- PROBLEM DETAILS -
Here are some records; quote them exactly, leaving out the pictures.

- INFORMATION SUPPLIED -
* * *
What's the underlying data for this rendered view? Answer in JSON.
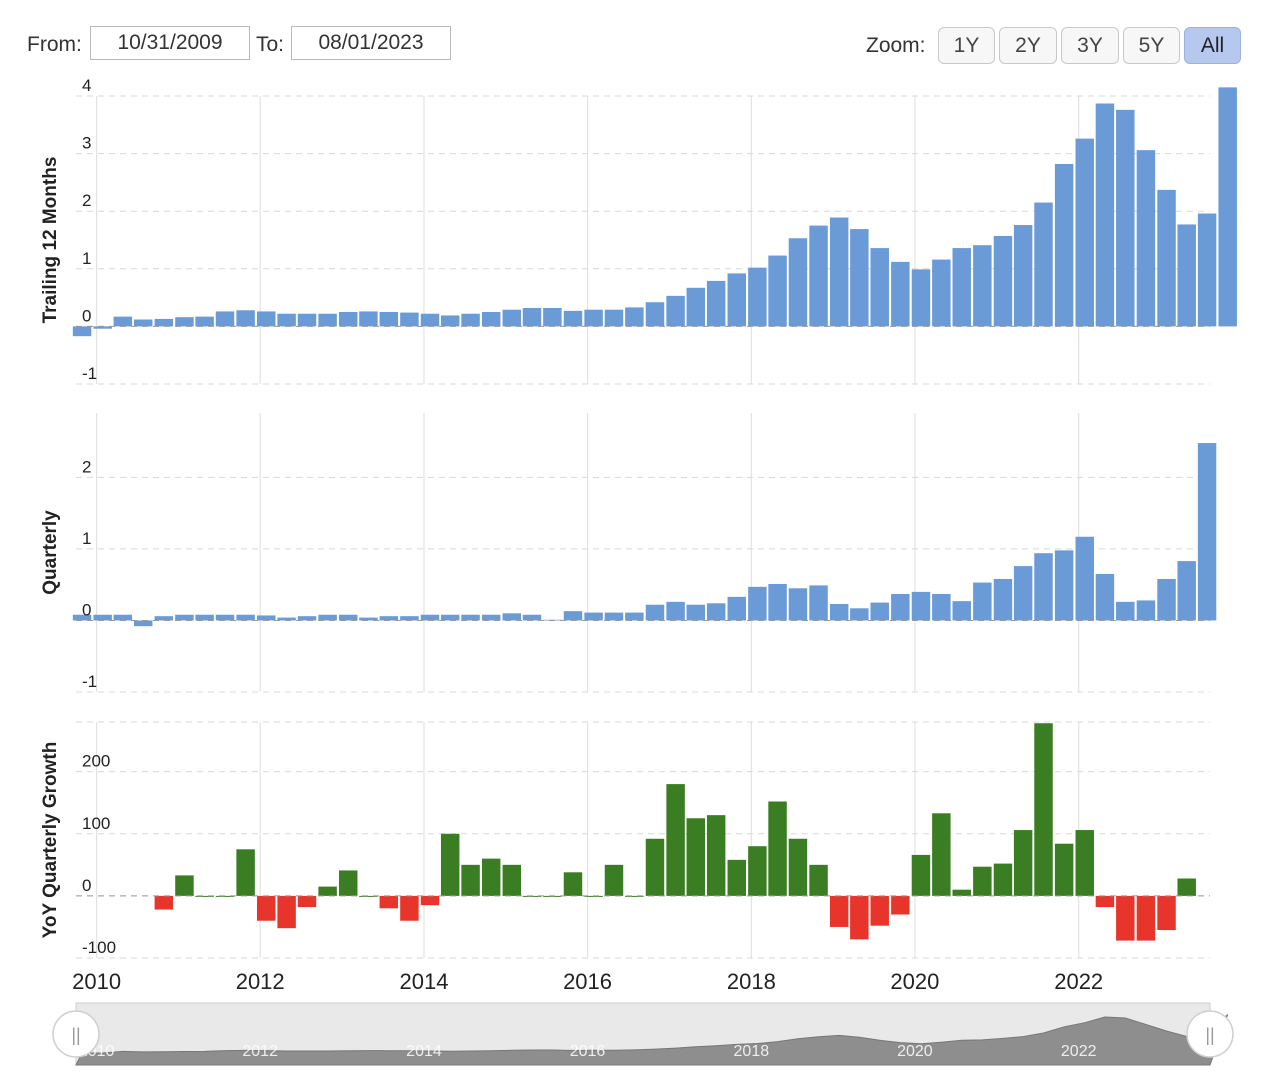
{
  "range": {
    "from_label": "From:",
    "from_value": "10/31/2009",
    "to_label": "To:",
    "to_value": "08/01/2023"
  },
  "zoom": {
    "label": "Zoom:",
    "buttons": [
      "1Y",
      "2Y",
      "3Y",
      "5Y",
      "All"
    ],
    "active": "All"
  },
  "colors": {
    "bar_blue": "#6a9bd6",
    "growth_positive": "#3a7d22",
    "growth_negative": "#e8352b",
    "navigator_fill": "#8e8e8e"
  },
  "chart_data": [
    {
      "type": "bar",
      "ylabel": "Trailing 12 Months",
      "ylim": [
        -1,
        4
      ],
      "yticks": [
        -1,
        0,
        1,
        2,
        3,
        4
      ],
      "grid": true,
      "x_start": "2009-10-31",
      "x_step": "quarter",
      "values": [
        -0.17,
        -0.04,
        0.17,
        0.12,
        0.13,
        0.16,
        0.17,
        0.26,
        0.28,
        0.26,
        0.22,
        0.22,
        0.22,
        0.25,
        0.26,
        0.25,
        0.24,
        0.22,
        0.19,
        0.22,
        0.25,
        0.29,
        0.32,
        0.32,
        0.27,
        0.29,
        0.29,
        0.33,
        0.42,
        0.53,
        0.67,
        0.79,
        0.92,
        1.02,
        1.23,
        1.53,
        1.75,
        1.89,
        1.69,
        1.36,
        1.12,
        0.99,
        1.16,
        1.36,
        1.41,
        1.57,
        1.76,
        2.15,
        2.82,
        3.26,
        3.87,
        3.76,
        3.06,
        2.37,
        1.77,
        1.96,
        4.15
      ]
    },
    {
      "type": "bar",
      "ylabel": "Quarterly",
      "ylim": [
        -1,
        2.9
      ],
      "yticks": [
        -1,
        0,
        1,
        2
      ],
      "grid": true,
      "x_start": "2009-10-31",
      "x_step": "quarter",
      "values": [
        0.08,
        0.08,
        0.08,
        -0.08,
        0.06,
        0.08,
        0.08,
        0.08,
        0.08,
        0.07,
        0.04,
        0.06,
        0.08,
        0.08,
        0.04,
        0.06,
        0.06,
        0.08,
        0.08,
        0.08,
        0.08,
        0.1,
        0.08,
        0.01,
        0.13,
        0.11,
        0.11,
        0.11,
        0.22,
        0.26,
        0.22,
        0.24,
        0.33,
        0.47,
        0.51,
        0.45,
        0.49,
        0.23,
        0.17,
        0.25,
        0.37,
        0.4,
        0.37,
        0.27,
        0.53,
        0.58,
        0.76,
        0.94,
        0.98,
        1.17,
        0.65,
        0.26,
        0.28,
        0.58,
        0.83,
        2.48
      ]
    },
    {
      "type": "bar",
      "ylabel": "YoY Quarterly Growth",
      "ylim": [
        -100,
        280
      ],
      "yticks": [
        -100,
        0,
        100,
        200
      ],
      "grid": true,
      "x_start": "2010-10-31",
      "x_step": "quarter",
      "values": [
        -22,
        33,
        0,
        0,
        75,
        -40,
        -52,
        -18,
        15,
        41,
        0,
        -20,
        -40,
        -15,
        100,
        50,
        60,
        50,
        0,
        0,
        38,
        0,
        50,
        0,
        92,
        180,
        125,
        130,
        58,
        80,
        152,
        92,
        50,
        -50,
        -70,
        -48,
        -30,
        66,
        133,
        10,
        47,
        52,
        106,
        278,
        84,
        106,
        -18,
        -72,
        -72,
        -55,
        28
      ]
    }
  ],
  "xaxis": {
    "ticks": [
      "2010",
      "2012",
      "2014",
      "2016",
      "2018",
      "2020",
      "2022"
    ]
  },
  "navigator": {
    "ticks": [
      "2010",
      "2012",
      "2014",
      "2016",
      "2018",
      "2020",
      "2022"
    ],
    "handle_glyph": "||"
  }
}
* * *
- RESULT BELOW -
What's the underlying data for this rendered view? Answer in JSON.
{
  "range": {
    "from_label": "From:",
    "from_value": "10/31/2009",
    "to_label": "To:",
    "to_value": "08/01/2023"
  },
  "zoom": {
    "label": "Zoom:",
    "buttons": [
      "1Y",
      "2Y",
      "3Y",
      "5Y",
      "All"
    ],
    "active": "All"
  },
  "colors": {
    "bar_blue": "#6a9bd6",
    "growth_positive": "#3a7d22",
    "growth_negative": "#e8352b",
    "navigator_fill": "#8e8e8e"
  },
  "chart_data": [
    {
      "type": "bar",
      "ylabel": "Trailing 12 Months",
      "ylim": [
        -1,
        4
      ],
      "yticks": [
        -1,
        0,
        1,
        2,
        3,
        4
      ],
      "grid": true,
      "x_start": "2009-10-31",
      "x_step": "quarter",
      "values": [
        -0.17,
        -0.04,
        0.17,
        0.12,
        0.13,
        0.16,
        0.17,
        0.26,
        0.28,
        0.26,
        0.22,
        0.22,
        0.22,
        0.25,
        0.26,
        0.25,
        0.24,
        0.22,
        0.19,
        0.22,
        0.25,
        0.29,
        0.32,
        0.32,
        0.27,
        0.29,
        0.29,
        0.33,
        0.42,
        0.53,
        0.67,
        0.79,
        0.92,
        1.02,
        1.23,
        1.53,
        1.75,
        1.89,
        1.69,
        1.36,
        1.12,
        0.99,
        1.16,
        1.36,
        1.41,
        1.57,
        1.76,
        2.15,
        2.82,
        3.26,
        3.87,
        3.76,
        3.06,
        2.37,
        1.77,
        1.96,
        4.15
      ]
    },
    {
      "type": "bar",
      "ylabel": "Quarterly",
      "ylim": [
        -1,
        2.9
      ],
      "yticks": [
        -1,
        0,
        1,
        2
      ],
      "grid": true,
      "x_start": "2009-10-31",
      "x_step": "quarter",
      "values": [
        0.08,
        0.08,
        0.08,
        -0.08,
        0.06,
        0.08,
        0.08,
        0.08,
        0.08,
        0.07,
        0.04,
        0.06,
        0.08,
        0.08,
        0.04,
        0.06,
        0.06,
        0.08,
        0.08,
        0.08,
        0.08,
        0.1,
        0.08,
        0.01,
        0.13,
        0.11,
        0.11,
        0.11,
        0.22,
        0.26,
        0.22,
        0.24,
        0.33,
        0.47,
        0.51,
        0.45,
        0.49,
        0.23,
        0.17,
        0.25,
        0.37,
        0.4,
        0.37,
        0.27,
        0.53,
        0.58,
        0.76,
        0.94,
        0.98,
        1.17,
        0.65,
        0.26,
        0.28,
        0.58,
        0.83,
        2.48
      ]
    },
    {
      "type": "bar",
      "ylabel": "YoY Quarterly Growth",
      "ylim": [
        -100,
        280
      ],
      "yticks": [
        -100,
        0,
        100,
        200
      ],
      "grid": true,
      "x_start": "2010-10-31",
      "x_step": "quarter",
      "values": [
        -22,
        33,
        0,
        0,
        75,
        -40,
        -52,
        -18,
        15,
        41,
        0,
        -20,
        -40,
        -15,
        100,
        50,
        60,
        50,
        0,
        0,
        38,
        0,
        50,
        0,
        92,
        180,
        125,
        130,
        58,
        80,
        152,
        92,
        50,
        -50,
        -70,
        -48,
        -30,
        66,
        133,
        10,
        47,
        52,
        106,
        278,
        84,
        106,
        -18,
        -72,
        -72,
        -55,
        28
      ]
    }
  ],
  "xaxis": {
    "ticks": [
      "2010",
      "2012",
      "2014",
      "2016",
      "2018",
      "2020",
      "2022"
    ]
  },
  "navigator": {
    "ticks": [
      "2010",
      "2012",
      "2014",
      "2016",
      "2018",
      "2020",
      "2022"
    ],
    "handle_glyph": "||"
  }
}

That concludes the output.